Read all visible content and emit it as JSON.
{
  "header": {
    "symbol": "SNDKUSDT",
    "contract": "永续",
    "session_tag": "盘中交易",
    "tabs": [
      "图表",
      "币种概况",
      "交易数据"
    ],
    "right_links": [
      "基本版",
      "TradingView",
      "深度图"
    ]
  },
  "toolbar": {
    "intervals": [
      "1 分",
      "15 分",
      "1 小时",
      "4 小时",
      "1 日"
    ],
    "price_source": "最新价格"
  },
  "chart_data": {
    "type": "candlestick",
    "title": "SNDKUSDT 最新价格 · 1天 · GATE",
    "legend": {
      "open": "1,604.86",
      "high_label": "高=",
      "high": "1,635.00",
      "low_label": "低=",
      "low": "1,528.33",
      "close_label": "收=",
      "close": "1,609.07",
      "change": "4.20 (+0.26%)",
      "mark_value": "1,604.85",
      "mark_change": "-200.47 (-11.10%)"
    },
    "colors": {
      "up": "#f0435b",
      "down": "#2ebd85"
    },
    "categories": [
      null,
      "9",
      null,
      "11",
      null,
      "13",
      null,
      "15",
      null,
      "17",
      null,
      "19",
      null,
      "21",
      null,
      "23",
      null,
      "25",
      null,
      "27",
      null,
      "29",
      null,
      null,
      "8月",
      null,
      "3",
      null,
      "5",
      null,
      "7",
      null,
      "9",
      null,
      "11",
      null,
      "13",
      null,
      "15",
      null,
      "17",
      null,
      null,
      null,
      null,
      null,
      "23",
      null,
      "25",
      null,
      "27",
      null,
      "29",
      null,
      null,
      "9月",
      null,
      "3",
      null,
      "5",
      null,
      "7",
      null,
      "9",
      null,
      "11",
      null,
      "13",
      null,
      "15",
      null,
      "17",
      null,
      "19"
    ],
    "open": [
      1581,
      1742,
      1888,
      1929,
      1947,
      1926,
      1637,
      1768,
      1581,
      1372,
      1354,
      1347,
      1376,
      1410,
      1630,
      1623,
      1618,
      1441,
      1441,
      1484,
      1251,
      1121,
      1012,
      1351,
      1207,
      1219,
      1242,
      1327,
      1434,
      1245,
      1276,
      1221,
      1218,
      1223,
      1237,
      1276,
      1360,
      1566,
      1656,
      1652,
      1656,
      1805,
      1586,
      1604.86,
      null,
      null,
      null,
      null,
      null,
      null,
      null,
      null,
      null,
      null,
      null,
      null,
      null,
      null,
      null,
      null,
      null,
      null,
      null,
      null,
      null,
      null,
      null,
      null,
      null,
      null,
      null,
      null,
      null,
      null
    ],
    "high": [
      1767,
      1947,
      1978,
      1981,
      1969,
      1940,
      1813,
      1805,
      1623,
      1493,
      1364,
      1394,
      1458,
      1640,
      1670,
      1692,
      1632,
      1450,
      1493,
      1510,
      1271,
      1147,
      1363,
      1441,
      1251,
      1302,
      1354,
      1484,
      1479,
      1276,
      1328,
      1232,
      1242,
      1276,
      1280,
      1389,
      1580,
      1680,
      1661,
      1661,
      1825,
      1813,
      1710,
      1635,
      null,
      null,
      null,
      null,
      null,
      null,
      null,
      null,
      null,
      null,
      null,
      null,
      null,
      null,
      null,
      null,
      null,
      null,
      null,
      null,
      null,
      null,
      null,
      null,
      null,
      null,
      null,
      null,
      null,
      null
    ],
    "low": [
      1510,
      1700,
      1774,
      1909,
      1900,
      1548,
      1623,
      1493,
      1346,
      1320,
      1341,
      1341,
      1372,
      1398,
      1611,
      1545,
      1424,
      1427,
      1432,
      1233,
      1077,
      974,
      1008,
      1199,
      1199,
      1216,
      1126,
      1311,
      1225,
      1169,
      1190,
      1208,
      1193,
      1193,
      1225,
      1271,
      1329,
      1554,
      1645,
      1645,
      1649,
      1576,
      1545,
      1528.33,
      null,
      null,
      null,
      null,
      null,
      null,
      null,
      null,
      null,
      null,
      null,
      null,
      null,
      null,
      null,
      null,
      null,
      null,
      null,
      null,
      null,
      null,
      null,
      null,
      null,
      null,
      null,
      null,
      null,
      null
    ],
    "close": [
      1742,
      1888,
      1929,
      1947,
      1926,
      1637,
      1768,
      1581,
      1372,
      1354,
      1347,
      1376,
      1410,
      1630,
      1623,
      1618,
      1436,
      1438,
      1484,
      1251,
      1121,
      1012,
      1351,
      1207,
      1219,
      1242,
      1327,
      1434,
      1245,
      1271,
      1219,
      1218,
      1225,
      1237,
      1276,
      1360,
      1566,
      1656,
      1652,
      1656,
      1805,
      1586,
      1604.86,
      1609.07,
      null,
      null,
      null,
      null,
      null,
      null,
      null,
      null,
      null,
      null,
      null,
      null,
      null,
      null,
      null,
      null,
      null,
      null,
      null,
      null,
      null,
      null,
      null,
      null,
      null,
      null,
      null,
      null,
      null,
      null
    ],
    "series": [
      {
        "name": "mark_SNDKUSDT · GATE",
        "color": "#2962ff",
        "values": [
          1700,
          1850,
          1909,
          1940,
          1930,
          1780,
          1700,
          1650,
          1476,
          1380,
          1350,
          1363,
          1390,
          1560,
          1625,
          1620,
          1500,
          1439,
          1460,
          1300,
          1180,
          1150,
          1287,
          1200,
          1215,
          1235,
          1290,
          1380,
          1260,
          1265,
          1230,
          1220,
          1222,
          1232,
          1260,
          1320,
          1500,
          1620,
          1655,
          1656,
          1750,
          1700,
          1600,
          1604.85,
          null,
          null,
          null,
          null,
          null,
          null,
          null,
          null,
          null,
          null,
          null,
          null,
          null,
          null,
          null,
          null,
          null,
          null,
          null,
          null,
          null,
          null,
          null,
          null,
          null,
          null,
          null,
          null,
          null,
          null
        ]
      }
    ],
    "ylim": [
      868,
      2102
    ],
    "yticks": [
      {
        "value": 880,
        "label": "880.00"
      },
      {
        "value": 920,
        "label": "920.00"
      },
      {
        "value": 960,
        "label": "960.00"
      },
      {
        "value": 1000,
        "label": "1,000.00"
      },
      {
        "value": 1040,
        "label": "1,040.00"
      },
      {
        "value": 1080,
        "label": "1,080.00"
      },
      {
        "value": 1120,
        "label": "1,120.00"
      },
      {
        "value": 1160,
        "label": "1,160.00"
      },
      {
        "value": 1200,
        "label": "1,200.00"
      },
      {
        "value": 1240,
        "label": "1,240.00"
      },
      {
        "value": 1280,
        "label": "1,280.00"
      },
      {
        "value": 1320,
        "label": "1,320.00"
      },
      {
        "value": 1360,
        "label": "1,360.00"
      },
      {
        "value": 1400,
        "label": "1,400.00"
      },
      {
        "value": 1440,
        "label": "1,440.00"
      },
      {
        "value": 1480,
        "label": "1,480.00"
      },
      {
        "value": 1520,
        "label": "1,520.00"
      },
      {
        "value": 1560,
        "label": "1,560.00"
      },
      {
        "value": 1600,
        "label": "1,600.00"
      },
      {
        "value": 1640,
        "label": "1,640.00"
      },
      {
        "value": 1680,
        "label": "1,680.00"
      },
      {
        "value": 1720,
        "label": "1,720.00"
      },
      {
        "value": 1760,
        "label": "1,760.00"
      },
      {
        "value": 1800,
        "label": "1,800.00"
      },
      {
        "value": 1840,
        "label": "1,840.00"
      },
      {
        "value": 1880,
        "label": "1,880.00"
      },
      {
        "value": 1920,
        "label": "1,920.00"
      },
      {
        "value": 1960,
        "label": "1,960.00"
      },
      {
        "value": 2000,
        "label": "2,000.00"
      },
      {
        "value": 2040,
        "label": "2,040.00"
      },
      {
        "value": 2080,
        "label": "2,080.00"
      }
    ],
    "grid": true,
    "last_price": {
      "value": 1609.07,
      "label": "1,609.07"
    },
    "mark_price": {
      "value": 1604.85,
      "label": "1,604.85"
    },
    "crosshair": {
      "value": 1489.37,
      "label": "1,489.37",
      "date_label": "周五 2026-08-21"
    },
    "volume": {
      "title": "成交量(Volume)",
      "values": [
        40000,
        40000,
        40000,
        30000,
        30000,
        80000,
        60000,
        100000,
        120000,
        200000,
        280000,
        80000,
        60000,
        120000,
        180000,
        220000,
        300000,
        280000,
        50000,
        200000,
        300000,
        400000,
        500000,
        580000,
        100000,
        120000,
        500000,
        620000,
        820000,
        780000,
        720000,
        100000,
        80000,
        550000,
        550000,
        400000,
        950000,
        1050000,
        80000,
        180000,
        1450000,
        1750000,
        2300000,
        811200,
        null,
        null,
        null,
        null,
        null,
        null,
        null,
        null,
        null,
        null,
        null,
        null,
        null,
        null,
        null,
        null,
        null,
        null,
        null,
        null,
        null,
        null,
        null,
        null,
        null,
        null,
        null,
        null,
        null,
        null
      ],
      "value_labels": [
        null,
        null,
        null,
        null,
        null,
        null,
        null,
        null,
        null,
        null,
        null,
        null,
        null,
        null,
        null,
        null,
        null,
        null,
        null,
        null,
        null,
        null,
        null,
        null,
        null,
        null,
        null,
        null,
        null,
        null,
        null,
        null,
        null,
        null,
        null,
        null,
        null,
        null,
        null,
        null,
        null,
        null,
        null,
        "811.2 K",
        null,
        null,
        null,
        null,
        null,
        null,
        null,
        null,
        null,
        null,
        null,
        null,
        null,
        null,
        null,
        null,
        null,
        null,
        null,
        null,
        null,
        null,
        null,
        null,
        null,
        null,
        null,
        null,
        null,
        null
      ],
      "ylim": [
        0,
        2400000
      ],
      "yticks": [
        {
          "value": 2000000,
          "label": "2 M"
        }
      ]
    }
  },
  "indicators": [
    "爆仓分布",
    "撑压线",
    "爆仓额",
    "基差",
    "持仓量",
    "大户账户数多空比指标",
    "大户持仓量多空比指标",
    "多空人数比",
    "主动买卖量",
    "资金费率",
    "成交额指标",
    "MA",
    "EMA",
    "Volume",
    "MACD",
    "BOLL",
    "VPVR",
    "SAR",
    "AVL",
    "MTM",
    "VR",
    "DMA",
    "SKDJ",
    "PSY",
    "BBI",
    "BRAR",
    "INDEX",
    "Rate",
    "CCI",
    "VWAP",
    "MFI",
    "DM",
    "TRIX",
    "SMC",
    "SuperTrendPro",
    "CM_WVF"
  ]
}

■ TO DO: Scan the lines for the string "最新价格". Copy out each line that matches.

■ OUTPUT FOR THIS EXERCISE:
    "price_source": "最新价格"
    "title": "SNDKUSDT 最新价格 · 1天 · GATE",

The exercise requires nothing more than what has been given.